Stated exercise: Copy out every record below exactly as written, but leave out any pictures.

========

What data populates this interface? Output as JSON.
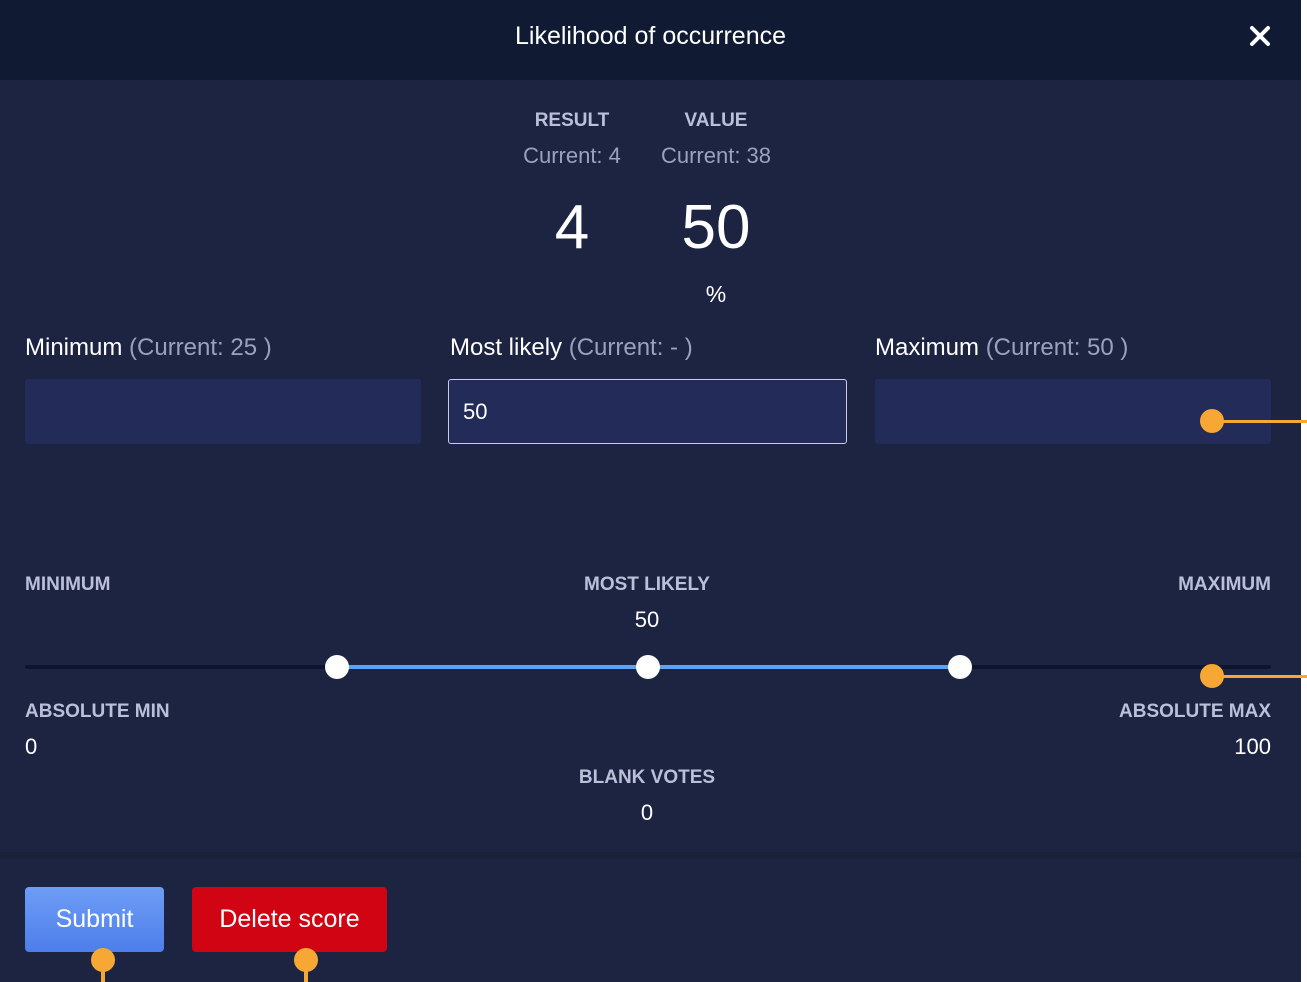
{
  "dialog": {
    "title": "Likelihood of occurrence",
    "close_icon": "close-icon"
  },
  "summary": {
    "result": {
      "label": "RESULT",
      "current": "Current: 4",
      "value": "4"
    },
    "value": {
      "label": "VALUE",
      "current": "Current: 38",
      "value": "50",
      "unit": "%"
    }
  },
  "fields": {
    "minimum": {
      "label": "Minimum",
      "current": "(Current: 25 )",
      "value": ""
    },
    "most_likely": {
      "label": "Most likely",
      "current": "(Current: - )",
      "value": "50"
    },
    "maximum": {
      "label": "Maximum",
      "current": "(Current: 50 )",
      "value": ""
    }
  },
  "slider": {
    "minimum_label": "MINIMUM",
    "most_likely_label": "MOST LIKELY",
    "most_likely_value": "50",
    "maximum_label": "MAXIMUM",
    "absolute_min_label": "ABSOLUTE MIN",
    "absolute_min_value": "0",
    "absolute_max_label": "ABSOLUTE MAX",
    "absolute_max_value": "100",
    "blank_votes_label": "BLANK VOTES",
    "blank_votes_value": "0",
    "handles": {
      "minimum": 25,
      "most_likely": 50,
      "maximum": 75
    },
    "range_min": 0,
    "range_max": 100
  },
  "footer": {
    "submit_label": "Submit",
    "delete_label": "Delete score"
  },
  "colors": {
    "modal_bg": "#1c2442",
    "header_bg": "#111a33",
    "slider_fill": "#5ba3f5",
    "submit": "#5b8cf0",
    "delete": "#d00412",
    "annotation": "#f7a733"
  }
}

========

Task response:
What data populates this interface? Output as JSON.
{
  "dialog": {
    "title": "Likelihood of occurrence",
    "close_icon": "close-icon"
  },
  "summary": {
    "result": {
      "label": "RESULT",
      "current": "Current: 4",
      "value": "4"
    },
    "value": {
      "label": "VALUE",
      "current": "Current: 38",
      "value": "50",
      "unit": "%"
    }
  },
  "fields": {
    "minimum": {
      "label": "Minimum",
      "current": "(Current: 25 )",
      "value": ""
    },
    "most_likely": {
      "label": "Most likely",
      "current": "(Current: - )",
      "value": "50"
    },
    "maximum": {
      "label": "Maximum",
      "current": "(Current: 50 )",
      "value": ""
    }
  },
  "slider": {
    "minimum_label": "MINIMUM",
    "most_likely_label": "MOST LIKELY",
    "most_likely_value": "50",
    "maximum_label": "MAXIMUM",
    "absolute_min_label": "ABSOLUTE MIN",
    "absolute_min_value": "0",
    "absolute_max_label": "ABSOLUTE MAX",
    "absolute_max_value": "100",
    "blank_votes_label": "BLANK VOTES",
    "blank_votes_value": "0",
    "handles": {
      "minimum": 25,
      "most_likely": 50,
      "maximum": 75
    },
    "range_min": 0,
    "range_max": 100
  },
  "footer": {
    "submit_label": "Submit",
    "delete_label": "Delete score"
  },
  "colors": {
    "modal_bg": "#1c2442",
    "header_bg": "#111a33",
    "slider_fill": "#5ba3f5",
    "submit": "#5b8cf0",
    "delete": "#d00412",
    "annotation": "#f7a733"
  }
}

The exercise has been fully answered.